- Exercise
Pick out every line with the word "French" and copy it.

- Records
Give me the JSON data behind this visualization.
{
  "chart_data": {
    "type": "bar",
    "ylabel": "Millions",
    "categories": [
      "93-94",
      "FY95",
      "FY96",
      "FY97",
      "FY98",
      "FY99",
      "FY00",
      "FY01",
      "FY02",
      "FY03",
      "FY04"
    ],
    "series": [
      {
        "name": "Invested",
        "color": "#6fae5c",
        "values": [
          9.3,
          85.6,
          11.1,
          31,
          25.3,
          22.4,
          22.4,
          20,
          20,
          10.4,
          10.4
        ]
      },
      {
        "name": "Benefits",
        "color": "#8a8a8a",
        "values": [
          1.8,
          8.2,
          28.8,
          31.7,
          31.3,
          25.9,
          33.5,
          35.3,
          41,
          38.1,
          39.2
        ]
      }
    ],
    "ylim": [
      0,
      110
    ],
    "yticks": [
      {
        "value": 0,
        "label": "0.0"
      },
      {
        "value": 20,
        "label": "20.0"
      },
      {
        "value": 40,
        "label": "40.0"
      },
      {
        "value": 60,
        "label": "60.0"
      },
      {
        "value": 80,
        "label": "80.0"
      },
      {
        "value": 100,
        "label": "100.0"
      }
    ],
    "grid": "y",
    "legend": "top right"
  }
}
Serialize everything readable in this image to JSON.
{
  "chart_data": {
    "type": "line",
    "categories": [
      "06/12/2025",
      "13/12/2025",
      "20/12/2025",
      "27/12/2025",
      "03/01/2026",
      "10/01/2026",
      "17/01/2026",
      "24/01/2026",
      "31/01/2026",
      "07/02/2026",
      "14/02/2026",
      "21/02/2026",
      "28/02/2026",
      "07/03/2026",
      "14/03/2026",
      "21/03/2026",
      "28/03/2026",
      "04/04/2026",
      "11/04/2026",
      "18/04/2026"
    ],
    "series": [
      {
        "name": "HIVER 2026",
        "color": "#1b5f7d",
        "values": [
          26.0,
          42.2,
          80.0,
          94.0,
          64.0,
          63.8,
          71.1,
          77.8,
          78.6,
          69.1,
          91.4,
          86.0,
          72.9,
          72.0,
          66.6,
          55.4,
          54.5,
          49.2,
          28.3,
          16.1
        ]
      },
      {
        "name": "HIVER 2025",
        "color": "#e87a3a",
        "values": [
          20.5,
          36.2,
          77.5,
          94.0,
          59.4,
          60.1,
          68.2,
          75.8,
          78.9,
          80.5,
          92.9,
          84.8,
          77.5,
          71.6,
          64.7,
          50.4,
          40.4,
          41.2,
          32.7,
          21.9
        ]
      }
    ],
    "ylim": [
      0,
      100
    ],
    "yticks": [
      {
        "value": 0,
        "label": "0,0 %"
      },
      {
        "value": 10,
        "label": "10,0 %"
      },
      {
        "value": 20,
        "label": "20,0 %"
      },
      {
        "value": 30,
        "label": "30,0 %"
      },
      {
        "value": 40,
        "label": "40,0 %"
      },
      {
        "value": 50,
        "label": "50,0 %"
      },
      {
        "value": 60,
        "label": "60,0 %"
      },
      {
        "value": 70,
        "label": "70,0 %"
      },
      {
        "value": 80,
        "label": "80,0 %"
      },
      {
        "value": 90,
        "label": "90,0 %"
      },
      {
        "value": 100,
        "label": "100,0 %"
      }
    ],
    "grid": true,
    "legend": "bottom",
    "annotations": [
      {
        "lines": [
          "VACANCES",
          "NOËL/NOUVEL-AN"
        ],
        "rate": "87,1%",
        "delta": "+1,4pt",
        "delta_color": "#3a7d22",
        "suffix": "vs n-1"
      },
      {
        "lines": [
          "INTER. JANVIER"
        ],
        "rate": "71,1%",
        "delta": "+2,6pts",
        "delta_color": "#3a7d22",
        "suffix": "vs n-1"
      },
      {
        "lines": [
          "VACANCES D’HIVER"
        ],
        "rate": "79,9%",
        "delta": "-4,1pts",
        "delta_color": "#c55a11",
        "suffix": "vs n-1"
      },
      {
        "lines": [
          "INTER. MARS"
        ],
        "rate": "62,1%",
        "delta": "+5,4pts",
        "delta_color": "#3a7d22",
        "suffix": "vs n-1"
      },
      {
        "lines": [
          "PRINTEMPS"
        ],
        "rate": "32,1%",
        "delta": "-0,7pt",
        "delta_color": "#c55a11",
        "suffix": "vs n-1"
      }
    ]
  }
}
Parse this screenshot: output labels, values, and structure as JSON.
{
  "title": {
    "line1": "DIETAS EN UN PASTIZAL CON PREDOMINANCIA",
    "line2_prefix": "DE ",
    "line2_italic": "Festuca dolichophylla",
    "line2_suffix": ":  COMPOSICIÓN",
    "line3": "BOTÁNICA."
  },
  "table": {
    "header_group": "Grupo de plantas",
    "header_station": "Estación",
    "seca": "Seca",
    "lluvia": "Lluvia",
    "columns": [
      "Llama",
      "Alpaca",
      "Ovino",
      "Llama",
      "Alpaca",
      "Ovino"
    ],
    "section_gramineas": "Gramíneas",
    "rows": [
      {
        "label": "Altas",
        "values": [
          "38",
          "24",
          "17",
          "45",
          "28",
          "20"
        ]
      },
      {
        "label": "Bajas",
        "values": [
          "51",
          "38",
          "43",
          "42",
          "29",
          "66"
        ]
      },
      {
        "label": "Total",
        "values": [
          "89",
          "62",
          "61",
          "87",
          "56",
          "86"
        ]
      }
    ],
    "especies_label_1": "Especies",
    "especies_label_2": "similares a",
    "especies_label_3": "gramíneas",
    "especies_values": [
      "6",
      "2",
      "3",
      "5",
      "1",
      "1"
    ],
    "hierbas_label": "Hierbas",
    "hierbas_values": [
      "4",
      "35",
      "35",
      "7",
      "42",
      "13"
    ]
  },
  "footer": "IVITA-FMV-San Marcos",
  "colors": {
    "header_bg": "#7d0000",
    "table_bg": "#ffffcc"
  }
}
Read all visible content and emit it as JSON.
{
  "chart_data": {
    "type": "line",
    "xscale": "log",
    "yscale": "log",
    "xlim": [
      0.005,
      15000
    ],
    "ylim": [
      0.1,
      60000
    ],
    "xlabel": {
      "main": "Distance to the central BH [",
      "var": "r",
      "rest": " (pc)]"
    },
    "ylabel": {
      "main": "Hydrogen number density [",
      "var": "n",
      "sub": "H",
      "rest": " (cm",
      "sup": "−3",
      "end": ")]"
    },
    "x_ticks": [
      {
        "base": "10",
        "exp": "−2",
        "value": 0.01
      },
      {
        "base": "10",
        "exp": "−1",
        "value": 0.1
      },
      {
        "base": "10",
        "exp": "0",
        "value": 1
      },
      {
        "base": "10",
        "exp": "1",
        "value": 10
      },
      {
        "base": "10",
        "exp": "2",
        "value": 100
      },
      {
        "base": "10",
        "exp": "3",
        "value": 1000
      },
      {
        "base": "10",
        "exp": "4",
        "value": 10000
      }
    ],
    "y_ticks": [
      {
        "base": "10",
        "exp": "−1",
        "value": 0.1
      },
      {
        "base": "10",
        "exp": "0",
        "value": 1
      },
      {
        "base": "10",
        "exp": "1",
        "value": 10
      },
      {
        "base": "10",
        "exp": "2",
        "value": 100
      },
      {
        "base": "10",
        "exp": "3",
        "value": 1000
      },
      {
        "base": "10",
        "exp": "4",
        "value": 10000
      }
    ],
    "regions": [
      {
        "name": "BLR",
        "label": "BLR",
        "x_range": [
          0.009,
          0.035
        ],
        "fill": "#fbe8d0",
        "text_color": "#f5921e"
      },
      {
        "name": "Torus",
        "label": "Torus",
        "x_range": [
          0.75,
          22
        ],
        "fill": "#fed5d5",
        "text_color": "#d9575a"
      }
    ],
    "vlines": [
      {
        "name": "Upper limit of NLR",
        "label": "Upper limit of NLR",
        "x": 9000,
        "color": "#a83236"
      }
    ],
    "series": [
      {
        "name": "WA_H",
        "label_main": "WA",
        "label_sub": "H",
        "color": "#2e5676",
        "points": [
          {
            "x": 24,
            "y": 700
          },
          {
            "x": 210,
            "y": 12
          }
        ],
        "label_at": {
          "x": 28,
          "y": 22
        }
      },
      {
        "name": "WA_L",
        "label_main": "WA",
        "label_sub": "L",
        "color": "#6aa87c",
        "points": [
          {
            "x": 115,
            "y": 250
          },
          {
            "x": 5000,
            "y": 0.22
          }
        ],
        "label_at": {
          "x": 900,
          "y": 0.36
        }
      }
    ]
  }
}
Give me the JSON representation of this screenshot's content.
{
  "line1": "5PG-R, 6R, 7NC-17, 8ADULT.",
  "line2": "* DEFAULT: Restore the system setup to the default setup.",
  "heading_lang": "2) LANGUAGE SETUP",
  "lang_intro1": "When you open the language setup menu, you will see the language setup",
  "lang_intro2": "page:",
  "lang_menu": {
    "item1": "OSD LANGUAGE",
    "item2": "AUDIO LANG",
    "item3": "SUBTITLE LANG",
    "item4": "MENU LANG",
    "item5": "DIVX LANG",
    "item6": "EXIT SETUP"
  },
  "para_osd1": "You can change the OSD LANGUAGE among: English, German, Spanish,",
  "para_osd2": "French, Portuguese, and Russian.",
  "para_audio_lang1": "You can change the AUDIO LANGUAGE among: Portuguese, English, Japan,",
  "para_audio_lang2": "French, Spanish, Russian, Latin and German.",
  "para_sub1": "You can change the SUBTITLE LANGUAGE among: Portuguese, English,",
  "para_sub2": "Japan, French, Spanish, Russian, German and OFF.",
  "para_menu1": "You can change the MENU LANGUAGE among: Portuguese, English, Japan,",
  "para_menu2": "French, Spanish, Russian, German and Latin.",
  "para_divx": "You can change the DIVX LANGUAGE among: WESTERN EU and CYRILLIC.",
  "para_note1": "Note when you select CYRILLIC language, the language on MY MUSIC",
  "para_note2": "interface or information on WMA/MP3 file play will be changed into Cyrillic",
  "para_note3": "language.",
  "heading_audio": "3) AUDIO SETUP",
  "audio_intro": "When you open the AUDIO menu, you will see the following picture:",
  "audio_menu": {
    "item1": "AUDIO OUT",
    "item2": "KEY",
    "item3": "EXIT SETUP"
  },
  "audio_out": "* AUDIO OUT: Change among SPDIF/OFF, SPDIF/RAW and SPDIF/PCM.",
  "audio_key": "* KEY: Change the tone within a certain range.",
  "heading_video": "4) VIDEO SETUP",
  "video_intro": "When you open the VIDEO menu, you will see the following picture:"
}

- In response
  "para_osd2": "French, Portuguese, and Russian.",
  "para_audio_lang2": "French, Spanish, Russian, Latin and German.",
  "para_sub2": "Japan, French, Spanish, Russian, German and OFF.",
  "para_menu2": "French, Spanish, Russian, German and Latin.",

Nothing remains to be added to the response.